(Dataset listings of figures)
** Start **

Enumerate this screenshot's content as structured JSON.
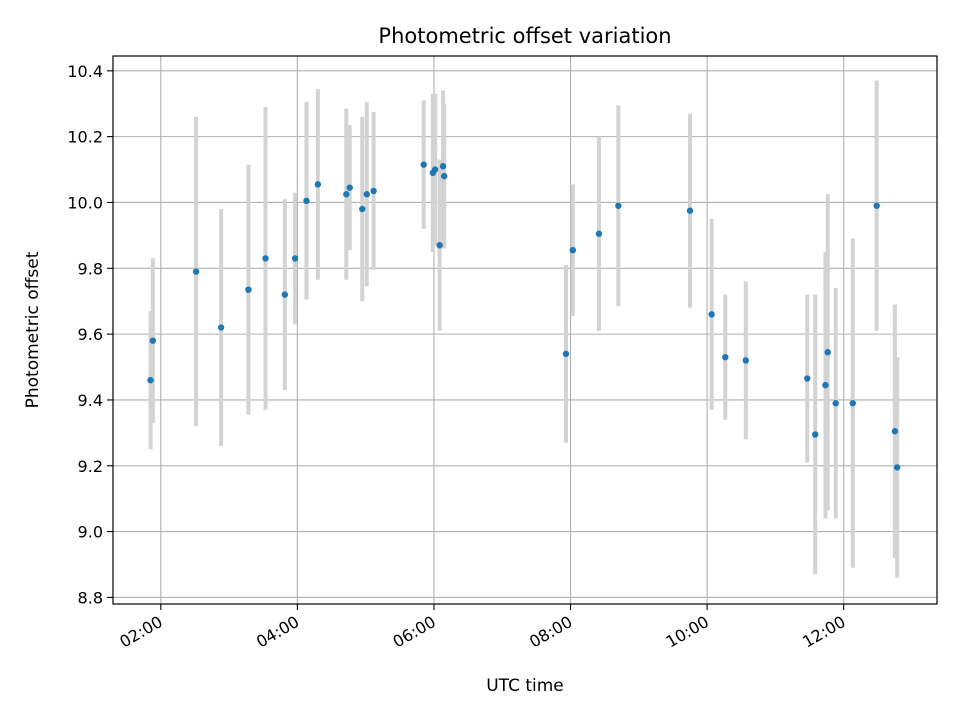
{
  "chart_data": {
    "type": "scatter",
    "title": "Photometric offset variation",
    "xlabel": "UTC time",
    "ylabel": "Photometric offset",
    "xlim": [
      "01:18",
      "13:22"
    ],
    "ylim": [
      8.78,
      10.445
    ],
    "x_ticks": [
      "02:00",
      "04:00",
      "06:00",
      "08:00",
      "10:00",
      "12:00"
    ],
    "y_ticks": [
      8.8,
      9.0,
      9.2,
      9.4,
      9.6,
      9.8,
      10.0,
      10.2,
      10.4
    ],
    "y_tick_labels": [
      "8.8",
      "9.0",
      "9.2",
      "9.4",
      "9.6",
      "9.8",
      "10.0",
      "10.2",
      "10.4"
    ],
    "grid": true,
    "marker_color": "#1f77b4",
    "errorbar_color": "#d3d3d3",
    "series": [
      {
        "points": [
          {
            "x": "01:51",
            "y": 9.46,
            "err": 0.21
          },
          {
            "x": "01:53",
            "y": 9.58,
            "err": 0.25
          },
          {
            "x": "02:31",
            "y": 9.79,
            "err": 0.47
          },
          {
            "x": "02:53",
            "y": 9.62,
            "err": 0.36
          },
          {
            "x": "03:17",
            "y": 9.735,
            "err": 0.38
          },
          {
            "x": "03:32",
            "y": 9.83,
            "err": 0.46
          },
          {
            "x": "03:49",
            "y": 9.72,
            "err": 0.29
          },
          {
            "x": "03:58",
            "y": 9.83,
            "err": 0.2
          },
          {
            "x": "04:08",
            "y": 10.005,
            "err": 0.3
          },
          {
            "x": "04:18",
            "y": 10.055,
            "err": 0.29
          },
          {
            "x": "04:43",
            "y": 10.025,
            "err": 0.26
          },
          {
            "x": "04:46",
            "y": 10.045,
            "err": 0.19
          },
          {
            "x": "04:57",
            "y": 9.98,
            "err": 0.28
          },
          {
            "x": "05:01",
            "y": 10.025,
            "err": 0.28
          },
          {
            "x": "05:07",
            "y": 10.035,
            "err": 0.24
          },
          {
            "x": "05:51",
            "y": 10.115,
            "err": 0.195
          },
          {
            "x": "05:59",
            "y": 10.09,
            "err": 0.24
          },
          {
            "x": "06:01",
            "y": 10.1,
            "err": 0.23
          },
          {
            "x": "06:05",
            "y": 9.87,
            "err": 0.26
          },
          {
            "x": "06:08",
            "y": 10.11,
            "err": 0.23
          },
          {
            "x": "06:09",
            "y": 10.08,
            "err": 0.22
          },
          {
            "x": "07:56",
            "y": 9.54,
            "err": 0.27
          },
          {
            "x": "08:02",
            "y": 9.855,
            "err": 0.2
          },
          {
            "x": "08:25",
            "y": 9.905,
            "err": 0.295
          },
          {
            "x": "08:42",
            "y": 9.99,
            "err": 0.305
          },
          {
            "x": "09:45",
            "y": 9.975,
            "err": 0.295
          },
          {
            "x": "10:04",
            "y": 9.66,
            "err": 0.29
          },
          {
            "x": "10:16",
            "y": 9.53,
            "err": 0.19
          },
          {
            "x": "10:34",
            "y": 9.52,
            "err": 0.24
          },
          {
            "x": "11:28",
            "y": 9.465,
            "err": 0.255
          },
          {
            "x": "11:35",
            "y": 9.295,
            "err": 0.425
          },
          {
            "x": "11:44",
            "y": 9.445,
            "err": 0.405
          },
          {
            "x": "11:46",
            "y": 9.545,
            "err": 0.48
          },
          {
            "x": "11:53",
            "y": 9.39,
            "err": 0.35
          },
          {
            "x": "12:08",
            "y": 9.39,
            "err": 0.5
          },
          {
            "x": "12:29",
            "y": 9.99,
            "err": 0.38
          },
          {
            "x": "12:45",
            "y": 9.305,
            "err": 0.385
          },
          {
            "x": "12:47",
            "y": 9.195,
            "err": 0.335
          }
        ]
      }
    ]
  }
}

** End **
** Start **

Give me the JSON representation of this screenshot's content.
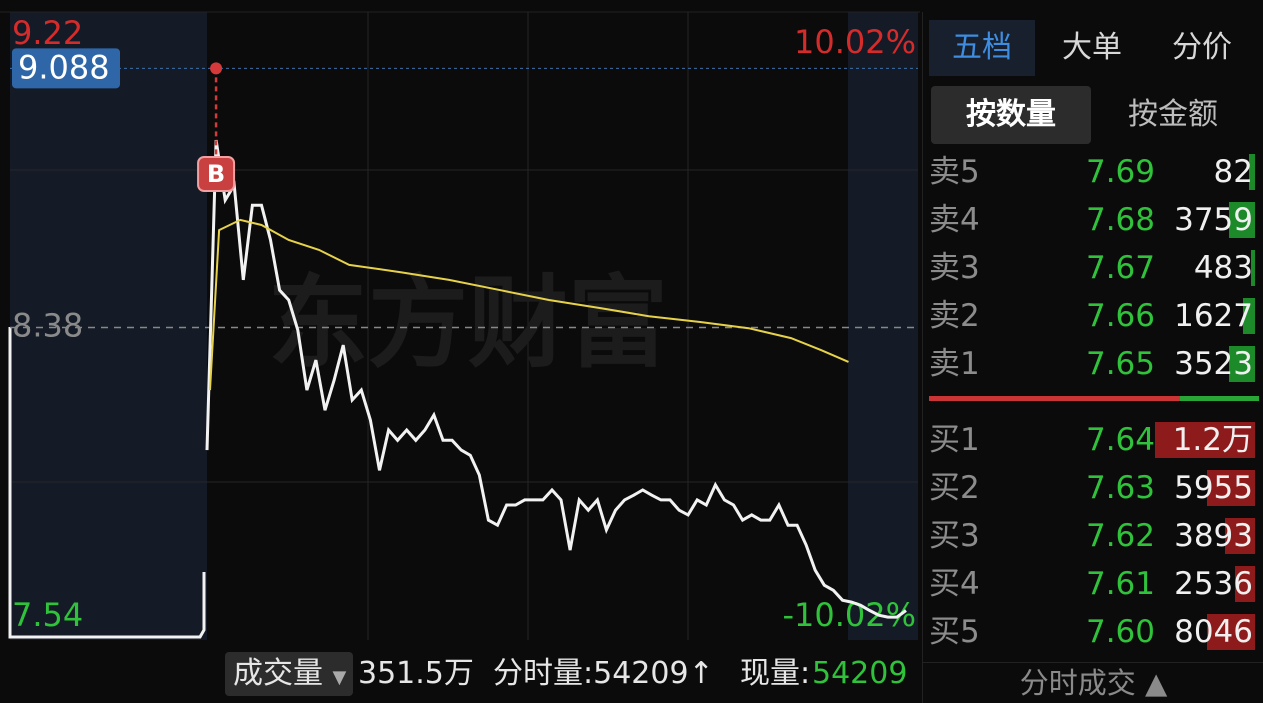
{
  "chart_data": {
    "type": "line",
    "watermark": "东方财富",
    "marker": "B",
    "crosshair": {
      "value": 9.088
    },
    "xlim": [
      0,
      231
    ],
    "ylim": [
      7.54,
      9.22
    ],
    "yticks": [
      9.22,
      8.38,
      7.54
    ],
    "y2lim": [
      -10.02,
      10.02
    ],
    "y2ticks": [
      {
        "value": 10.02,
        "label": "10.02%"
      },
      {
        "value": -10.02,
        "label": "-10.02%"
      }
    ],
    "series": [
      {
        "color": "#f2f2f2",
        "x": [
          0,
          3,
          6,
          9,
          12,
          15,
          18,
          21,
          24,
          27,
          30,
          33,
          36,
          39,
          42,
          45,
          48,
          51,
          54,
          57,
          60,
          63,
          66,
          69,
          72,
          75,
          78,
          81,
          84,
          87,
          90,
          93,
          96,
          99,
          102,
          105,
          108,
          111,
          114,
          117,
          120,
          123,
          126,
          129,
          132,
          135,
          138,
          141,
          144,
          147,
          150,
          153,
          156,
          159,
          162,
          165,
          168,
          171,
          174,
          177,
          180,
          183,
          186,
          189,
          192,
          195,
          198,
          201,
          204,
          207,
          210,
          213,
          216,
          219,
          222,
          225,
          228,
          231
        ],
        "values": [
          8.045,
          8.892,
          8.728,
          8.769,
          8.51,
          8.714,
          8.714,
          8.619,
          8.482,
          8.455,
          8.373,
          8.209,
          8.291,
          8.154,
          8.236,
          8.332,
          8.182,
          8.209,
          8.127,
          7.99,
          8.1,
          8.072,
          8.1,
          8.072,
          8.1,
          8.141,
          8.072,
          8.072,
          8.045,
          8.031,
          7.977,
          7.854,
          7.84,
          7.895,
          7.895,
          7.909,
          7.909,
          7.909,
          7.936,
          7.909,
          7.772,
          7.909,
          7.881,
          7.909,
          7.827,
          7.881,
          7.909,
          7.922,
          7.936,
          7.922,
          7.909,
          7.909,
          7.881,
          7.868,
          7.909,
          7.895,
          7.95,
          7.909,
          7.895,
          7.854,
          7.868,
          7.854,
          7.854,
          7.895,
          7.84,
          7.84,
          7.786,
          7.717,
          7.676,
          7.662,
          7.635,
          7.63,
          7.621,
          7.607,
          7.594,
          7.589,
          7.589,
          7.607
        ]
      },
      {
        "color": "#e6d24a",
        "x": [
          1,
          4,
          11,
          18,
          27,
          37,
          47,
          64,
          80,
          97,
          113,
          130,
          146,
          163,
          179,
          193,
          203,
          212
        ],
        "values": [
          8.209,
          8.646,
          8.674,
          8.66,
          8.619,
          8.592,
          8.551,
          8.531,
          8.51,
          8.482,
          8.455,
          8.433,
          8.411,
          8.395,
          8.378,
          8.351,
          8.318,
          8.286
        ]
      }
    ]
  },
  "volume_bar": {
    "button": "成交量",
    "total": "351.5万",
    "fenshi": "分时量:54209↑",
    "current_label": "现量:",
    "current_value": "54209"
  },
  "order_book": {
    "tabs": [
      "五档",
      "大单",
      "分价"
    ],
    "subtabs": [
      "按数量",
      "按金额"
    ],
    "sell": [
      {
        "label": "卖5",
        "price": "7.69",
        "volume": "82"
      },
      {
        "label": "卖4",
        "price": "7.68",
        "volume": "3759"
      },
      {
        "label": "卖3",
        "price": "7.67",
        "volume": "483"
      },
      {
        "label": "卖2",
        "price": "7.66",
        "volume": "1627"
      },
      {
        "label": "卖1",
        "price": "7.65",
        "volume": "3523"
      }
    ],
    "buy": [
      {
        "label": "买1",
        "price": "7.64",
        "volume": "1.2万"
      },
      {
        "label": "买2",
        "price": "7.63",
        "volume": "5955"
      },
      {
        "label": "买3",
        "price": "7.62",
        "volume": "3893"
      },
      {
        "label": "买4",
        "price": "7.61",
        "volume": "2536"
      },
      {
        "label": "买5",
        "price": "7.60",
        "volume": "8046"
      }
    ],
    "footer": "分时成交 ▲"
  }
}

** End **

_Set task_
Find the lines containing "price" and pull them out.

_Solved problem_
        "price": "7.69",
        "price": "7.68",
        "price": "7.67",
        "price": "7.66",
        "price": "7.65",
        "price": "7.64",
        "price": "7.63",
        "price": "7.62",
        "price": "7.61",
        "price": "7.60",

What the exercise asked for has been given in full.